__WORK TO DO__. Below are the records; locate each line with the word "的中点到直线" and copy it.

__DATA PROVIDED__.
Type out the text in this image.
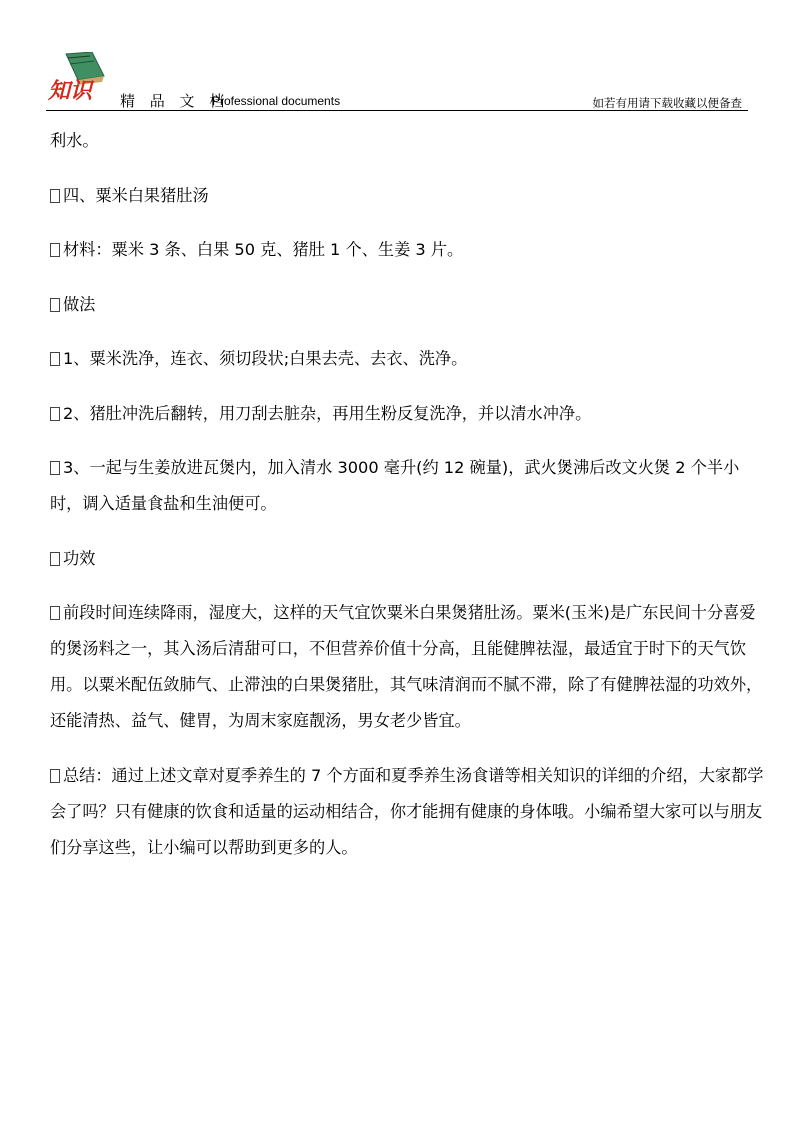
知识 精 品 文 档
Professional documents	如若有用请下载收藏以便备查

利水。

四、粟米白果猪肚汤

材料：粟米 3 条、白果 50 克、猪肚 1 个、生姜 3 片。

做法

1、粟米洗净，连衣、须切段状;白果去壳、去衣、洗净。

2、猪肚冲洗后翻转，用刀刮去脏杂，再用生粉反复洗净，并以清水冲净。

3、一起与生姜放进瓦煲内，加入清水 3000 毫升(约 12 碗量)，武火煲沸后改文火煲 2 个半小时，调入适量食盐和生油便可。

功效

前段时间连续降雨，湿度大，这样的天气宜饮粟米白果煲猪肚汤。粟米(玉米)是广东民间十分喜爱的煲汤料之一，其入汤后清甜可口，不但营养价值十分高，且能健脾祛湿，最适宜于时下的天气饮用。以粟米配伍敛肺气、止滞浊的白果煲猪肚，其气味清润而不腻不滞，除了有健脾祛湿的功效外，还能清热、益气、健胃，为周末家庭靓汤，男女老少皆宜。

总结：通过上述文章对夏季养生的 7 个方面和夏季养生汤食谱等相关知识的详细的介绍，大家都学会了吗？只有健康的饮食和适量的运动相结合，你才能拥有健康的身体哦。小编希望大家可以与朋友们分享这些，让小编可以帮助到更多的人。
==
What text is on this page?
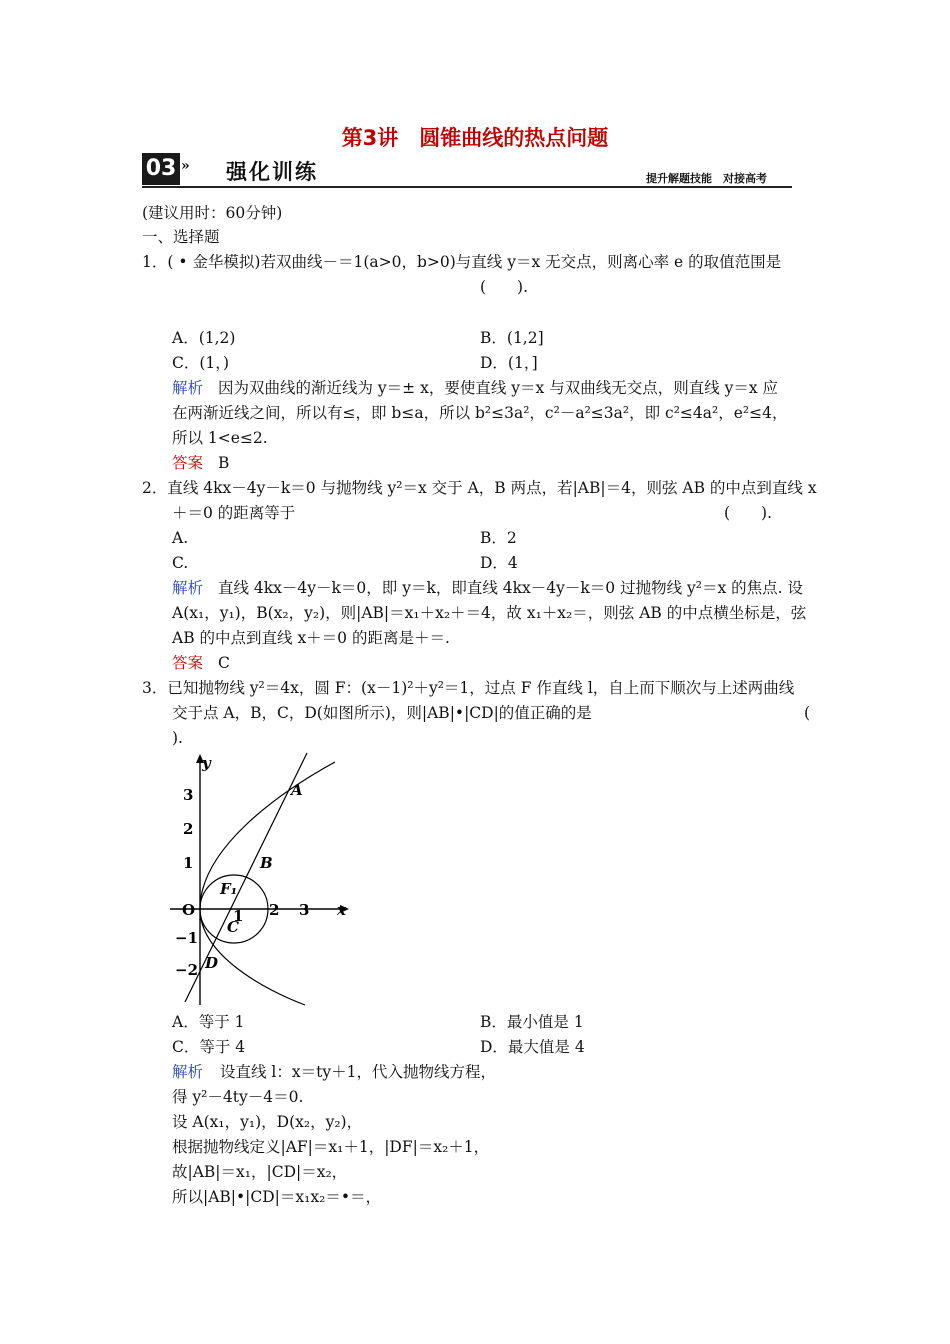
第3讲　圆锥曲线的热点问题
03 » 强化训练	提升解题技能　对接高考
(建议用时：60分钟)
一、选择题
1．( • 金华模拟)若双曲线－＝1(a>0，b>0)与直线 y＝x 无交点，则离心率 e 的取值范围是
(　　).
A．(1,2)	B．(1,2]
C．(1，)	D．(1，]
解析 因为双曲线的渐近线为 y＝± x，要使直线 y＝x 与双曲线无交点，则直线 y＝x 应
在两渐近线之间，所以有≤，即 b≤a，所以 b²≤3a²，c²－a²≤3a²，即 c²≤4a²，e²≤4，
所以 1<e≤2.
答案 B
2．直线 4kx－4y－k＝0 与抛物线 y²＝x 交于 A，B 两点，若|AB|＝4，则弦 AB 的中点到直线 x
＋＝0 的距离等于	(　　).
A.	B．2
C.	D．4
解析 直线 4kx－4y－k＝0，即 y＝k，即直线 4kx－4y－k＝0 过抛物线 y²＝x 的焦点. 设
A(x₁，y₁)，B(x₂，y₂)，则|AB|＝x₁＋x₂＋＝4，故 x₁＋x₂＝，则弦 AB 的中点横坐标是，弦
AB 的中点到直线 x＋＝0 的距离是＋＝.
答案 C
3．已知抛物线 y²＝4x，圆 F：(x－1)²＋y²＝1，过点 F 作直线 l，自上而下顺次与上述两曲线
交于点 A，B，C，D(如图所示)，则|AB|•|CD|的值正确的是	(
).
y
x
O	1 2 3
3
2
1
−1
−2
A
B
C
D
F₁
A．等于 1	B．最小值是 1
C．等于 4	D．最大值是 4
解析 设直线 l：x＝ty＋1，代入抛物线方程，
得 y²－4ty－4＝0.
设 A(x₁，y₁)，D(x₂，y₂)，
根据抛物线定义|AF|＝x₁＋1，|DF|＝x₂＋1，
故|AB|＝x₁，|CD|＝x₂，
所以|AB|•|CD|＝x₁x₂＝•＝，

__RESPONSE TO THIS TASK__.
2．直线 4kx－4y－k＝0 与抛物线 y²＝x 交于 A，B 两点，若|AB|＝4，则弦 AB 的中点到直线 x
AB 的中点到直线 x＋＝0 的距离是＋＝.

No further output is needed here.